● **To be done**
Draw out every line with the word "text" from the listing below.

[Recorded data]
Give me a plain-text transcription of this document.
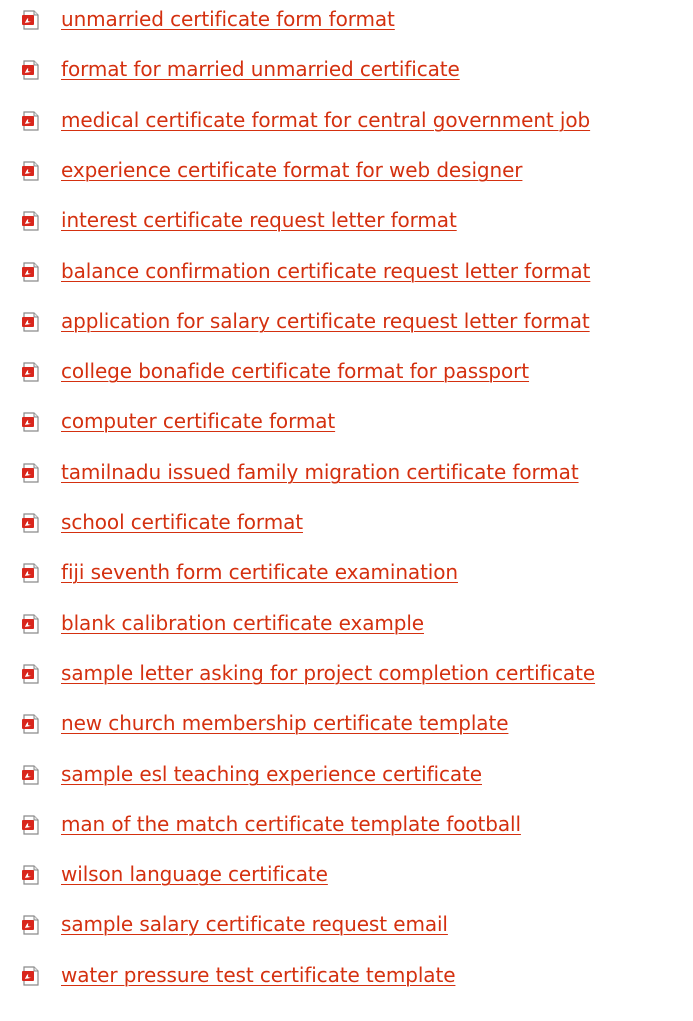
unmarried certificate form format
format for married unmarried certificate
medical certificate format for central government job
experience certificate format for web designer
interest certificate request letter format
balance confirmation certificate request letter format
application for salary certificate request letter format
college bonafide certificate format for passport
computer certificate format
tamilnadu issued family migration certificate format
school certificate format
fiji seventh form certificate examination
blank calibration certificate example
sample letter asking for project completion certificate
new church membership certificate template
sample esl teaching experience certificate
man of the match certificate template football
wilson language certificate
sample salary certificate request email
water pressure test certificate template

* * *

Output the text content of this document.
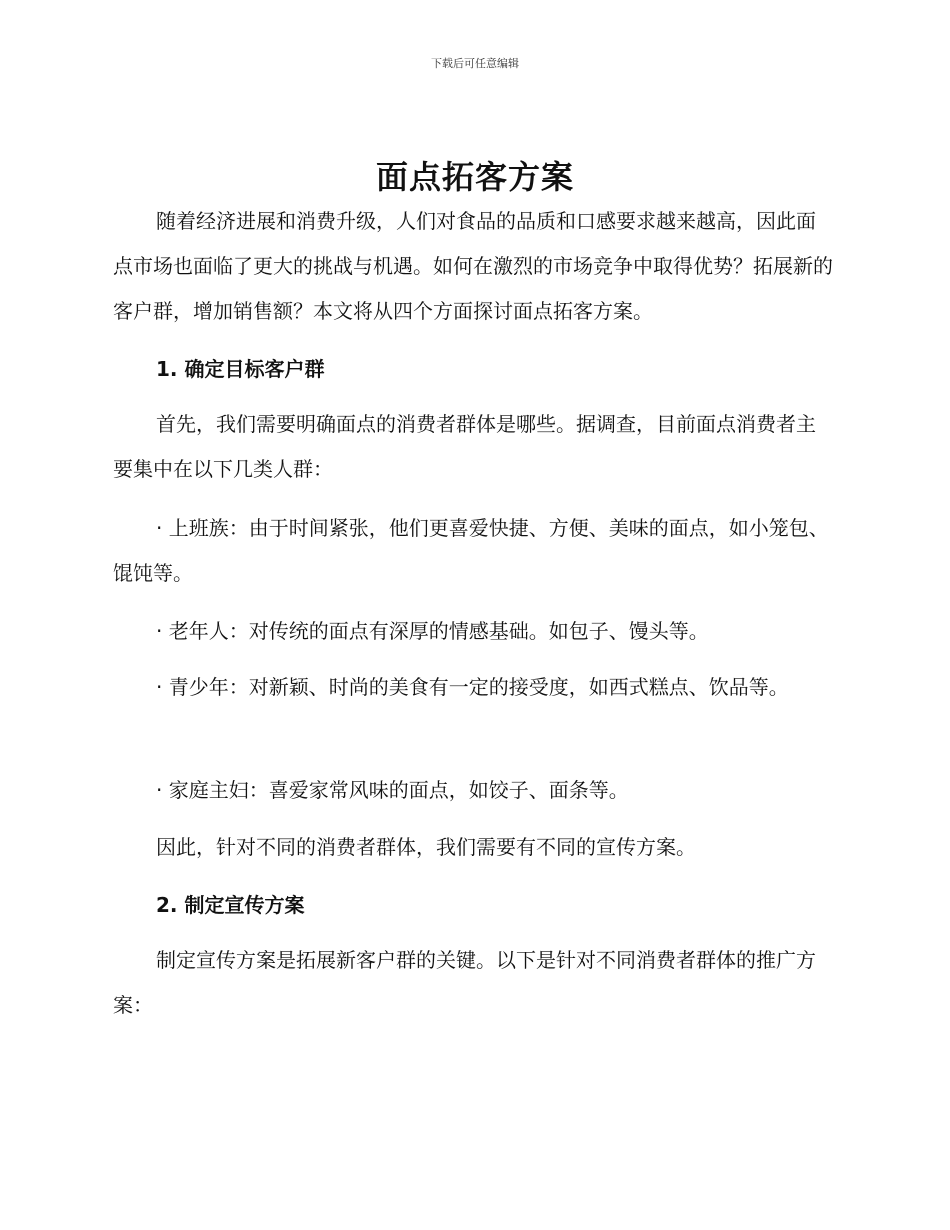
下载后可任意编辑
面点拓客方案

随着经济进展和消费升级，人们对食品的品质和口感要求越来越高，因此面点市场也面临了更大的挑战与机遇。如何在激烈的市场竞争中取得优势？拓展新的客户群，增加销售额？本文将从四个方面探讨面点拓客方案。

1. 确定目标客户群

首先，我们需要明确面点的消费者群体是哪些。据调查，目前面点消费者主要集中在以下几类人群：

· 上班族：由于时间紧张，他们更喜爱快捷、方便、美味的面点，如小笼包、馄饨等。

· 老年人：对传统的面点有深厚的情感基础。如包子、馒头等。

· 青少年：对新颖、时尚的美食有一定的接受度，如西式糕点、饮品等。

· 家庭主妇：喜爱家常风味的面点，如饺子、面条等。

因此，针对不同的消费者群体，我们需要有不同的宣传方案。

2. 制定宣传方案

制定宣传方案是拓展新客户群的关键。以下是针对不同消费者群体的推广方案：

● **Complete response**
Give me a plain-text transcription of this document.
Output the text content of this document.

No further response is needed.